## [Entries with figure data]
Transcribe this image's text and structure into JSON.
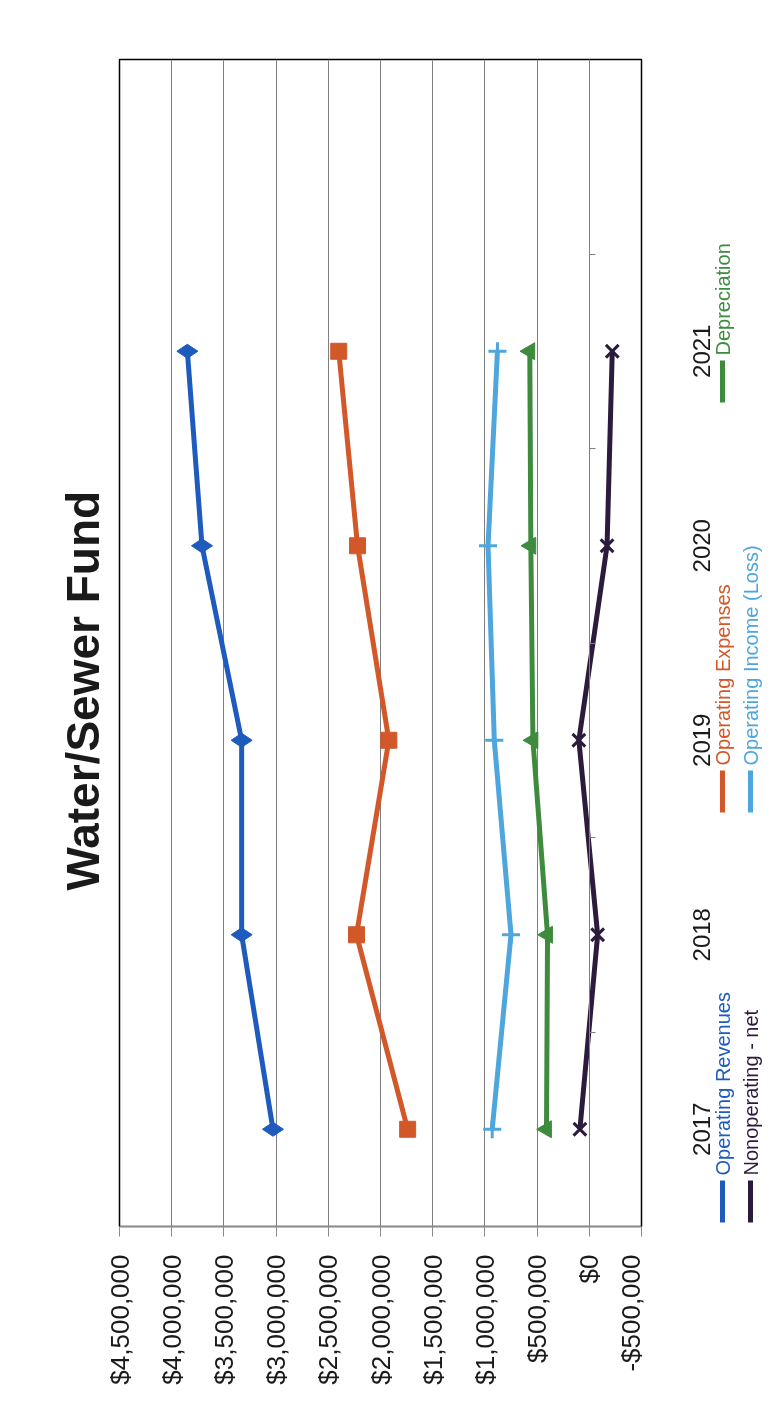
{
  "chart_data": {
    "type": "line",
    "title": "Water/Sewer Fund",
    "orientation": "horizontal",
    "categories": [
      null,
      "2021",
      "2020",
      "2019",
      "2018",
      "2017"
    ],
    "series": [
      {
        "name": "Operating Revenues",
        "color": "#1e5bbd",
        "marker": "diamond",
        "values": [
          null,
          3850000,
          3710000,
          3330000,
          3330000,
          3030000
        ]
      },
      {
        "name": "Operating Expenses",
        "color": "#d2582a",
        "marker": "square",
        "values": [
          null,
          2400000,
          2220000,
          1920000,
          2230000,
          1740000
        ]
      },
      {
        "name": "Depreciation",
        "color": "#3e8b3e",
        "marker": "triangle",
        "values": [
          null,
          570000,
          560000,
          540000,
          400000,
          410000
        ]
      },
      {
        "name": "Nonoperating - net",
        "color": "#2b1b3d",
        "marker": "x",
        "values": [
          null,
          -220000,
          -170000,
          100000,
          -80000,
          90000
        ]
      },
      {
        "name": "Operating Income (Loss)",
        "color": "#4ea6dc",
        "marker": "cross",
        "values": [
          null,
          880000,
          970000,
          910000,
          750000,
          930000
        ]
      }
    ],
    "xlim": [
      4500000,
      -500000
    ],
    "xticks": [
      {
        "value": 4500000,
        "label": "$4,500,000"
      },
      {
        "value": 4000000,
        "label": "$4,000,000"
      },
      {
        "value": 3500000,
        "label": "$3,500,000"
      },
      {
        "value": 3000000,
        "label": "$3,000,000"
      },
      {
        "value": 2500000,
        "label": "$2,500,000"
      },
      {
        "value": 2000000,
        "label": "$2,000,000"
      },
      {
        "value": 1500000,
        "label": "$1,500,000"
      },
      {
        "value": 1000000,
        "label": "$1,000,000"
      },
      {
        "value": 500000,
        "label": "$500,000"
      },
      {
        "value": 0,
        "label": "$0"
      },
      {
        "value": -500000,
        "label": "-$500,000"
      }
    ],
    "grid": "x",
    "legend": "right",
    "line_style": "solid"
  }
}
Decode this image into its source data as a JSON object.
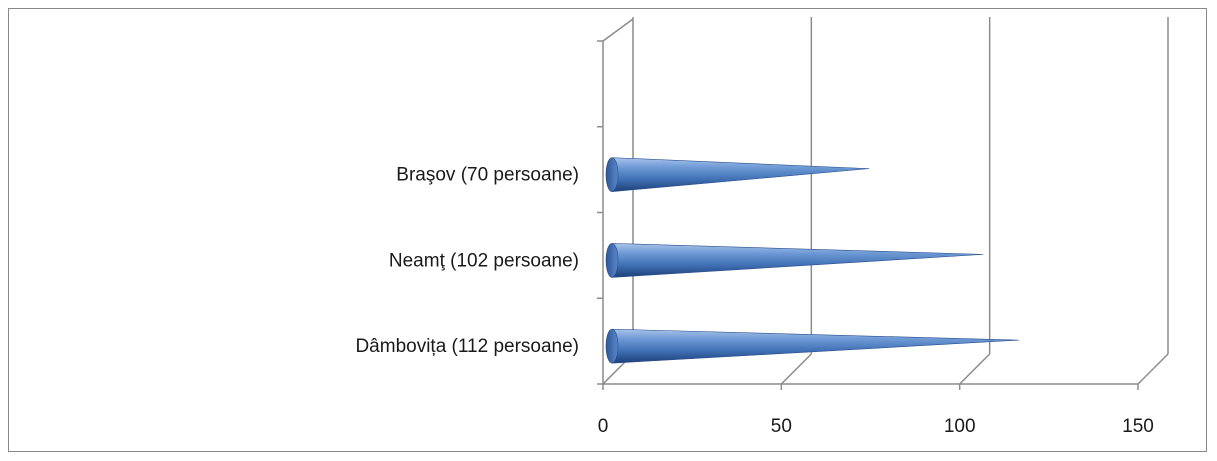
{
  "chart_data": {
    "type": "bar",
    "orientation": "horizontal",
    "style": "3d-cone",
    "title": "",
    "xlabel": "",
    "ylabel": "",
    "categories": [
      "Dâmbovița  (112 persoane)",
      "Neamţ  (102 persoane)",
      "Braşov  (70 persoane)"
    ],
    "values": [
      112,
      102,
      70
    ],
    "xlim": [
      0,
      150
    ],
    "x_ticks": [
      "0",
      "50",
      "100",
      "150"
    ],
    "grid": true,
    "legend": "none",
    "series_color": "#4f81bd",
    "category_slots": 4
  }
}
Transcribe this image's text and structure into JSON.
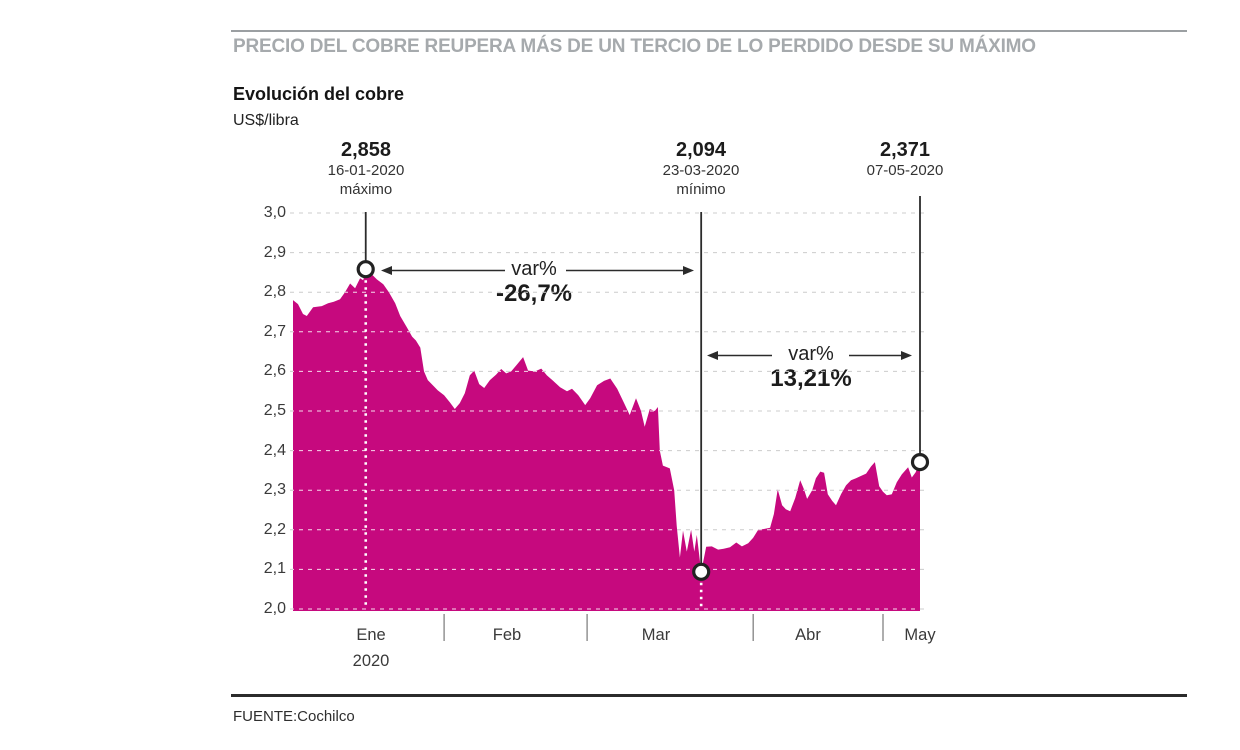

## [Aim]
Copy all lines from the entries that contain the word "persoane".

## [Answer to the problem]
      "Dâmbovița  (112 persoane)",
      "Neamţ  (102 persoane)",
      "Braşov  (70 persoane)"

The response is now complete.